» **AIM OF THE TASK**: Can the data below be echoed back word for word?

━━━ SUPPLIED ENTRIES ━━━

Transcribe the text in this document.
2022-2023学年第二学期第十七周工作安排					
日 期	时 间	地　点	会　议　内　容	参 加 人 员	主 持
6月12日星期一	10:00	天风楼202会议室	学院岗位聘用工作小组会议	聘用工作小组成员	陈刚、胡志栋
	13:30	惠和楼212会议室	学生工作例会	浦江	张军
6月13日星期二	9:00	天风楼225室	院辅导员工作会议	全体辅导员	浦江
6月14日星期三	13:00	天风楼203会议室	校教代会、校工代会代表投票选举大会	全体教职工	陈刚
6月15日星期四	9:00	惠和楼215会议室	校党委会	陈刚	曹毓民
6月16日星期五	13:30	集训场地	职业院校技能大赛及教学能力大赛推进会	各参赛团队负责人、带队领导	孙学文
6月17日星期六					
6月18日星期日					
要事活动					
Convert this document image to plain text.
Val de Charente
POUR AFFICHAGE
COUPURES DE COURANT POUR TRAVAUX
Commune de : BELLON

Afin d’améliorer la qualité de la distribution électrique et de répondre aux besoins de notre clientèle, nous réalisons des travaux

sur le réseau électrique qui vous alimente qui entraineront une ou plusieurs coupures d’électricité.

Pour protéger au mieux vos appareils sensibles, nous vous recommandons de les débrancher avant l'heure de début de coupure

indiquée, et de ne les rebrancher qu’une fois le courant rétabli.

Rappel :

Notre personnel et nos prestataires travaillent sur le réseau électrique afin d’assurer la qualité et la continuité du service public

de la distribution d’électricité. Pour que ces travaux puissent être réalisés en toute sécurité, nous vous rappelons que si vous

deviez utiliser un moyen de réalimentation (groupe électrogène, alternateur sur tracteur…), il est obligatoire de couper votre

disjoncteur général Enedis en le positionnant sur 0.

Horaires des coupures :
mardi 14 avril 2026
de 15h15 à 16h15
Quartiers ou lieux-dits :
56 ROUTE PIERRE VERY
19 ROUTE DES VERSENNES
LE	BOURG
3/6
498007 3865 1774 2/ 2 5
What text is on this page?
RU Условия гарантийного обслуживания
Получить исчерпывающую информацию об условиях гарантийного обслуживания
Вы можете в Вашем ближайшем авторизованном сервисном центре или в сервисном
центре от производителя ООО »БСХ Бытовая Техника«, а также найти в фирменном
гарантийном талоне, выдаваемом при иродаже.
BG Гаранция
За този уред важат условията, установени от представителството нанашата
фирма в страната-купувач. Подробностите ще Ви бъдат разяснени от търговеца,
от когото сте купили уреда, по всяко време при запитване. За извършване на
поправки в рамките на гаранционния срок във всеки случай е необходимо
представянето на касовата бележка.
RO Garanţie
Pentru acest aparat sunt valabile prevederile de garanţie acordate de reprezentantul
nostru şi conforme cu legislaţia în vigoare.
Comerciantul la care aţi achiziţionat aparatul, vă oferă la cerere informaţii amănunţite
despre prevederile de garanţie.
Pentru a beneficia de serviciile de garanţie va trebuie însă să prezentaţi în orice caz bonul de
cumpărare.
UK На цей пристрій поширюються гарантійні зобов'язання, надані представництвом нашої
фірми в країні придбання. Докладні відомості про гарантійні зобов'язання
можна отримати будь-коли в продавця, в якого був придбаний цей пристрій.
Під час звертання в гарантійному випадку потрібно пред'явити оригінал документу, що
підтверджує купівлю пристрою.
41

━━━

» **SOLUTION**:
Transcribe the text in this document.
2022-2023学年第二学期第十七周工作安排					
日 期	时 间	地　点	会　议　内　容	参 加 人 员	主 持
6月12日星期一	10:00	天风楼202会议室	学院岗位聘用工作小组会议	聘用工作小组成员	陈刚、胡志栋
	13:30	惠和楼212会议室	学生工作例会	浦江	张军
6月13日星期二	9:00	天风楼225室	院辅导员工作会议	全体辅导员	浦江
6月14日星期三	13:00	天风楼203会议室	校教代会、校工代会代表投票选举大会	全体教职工	陈刚
6月15日星期四	9:00	惠和楼215会议室	校党委会	陈刚	曹毓民
6月16日星期五	13:30	集训场地	职业院校技能大赛及教学能力大赛推进会	各参赛团队负责人、带队领导	孙学文
6月17日星期六					
6月18日星期日					
要事活动					
Convert this document image to plain text.
Val de Charente
POUR AFFICHAGE
COUPURES DE COURANT POUR TRAVAUX
Commune de : BELLON

Afin d’améliorer la qualité de la distribution électrique et de répondre aux besoins de notre clientèle, nous réalisons des travaux

sur le réseau électrique qui vous alimente qui entraineront une ou plusieurs coupures d’électricité.

Pour protéger au mieux vos appareils sensibles, nous vous recommandons de les débrancher avant l'heure de début de coupure

indiquée, et de ne les rebrancher qu’une fois le courant rétabli.

Rappel :

Notre personnel et nos prestataires travaillent sur le réseau électrique afin d’assurer la qualité et la continuité du service public

de la distribution d’électricité. Pour que ces travaux puissent être réalisés en toute sécurité, nous vous rappelons que si vous

deviez utiliser un moyen de réalimentation (groupe électrogène, alternateur sur tracteur…), il est obligatoire de couper votre

disjoncteur général Enedis en le positionnant sur 0.

Horaires des coupures :
mardi 14 avril 2026
de 15h15 à 16h15
Quartiers ou lieux-dits :
56 ROUTE PIERRE VERY
19 ROUTE DES VERSENNES
LE	BOURG
3/6
498007 3865 1774 2/ 2 5
What text is on this page?
RU Условия гарантийного обслуживания
Получить исчерпывающую информацию об условиях гарантийного обслуживания
Вы можете в Вашем ближайшем авторизованном сервисном центре или в сервисном
центре от производителя ООО »БСХ Бытовая Техника«, а также найти в фирменном
гарантийном талоне, выдаваемом при иродаже.
BG Гаранция
За този уред важат условията, установени от представителството нанашата
фирма в страната-купувач. Подробностите ще Ви бъдат разяснени от търговеца,
от когото сте купили уреда, по всяко време при запитване. За извършване на
поправки в рамките на гаранционния срок във всеки случай е необходимо
представянето на касовата бележка.
RO Garanţie
Pentru acest aparat sunt valabile prevederile de garanţie acordate de reprezentantul
nostru şi conforme cu legislaţia în vigoare.
Comerciantul la care aţi achiziţionat aparatul, vă oferă la cerere informaţii amănunţite
despre prevederile de garanţie.
Pentru a beneficia de serviciile de garanţie va trebuie însă să prezentaţi în orice caz bonul de
cumpărare.
UK На цей пристрій поширюються гарантійні зобов'язання, надані представництвом нашої
фірми в країні придбання. Докладні відомості про гарантійні зобов'язання
можна отримати будь-коли в продавця, в якого був придбаний цей пристрій.
Під час звертання в гарантійному випадку потрібно пред'явити оригінал документу, що
підтверджує купівлю пристрою.
41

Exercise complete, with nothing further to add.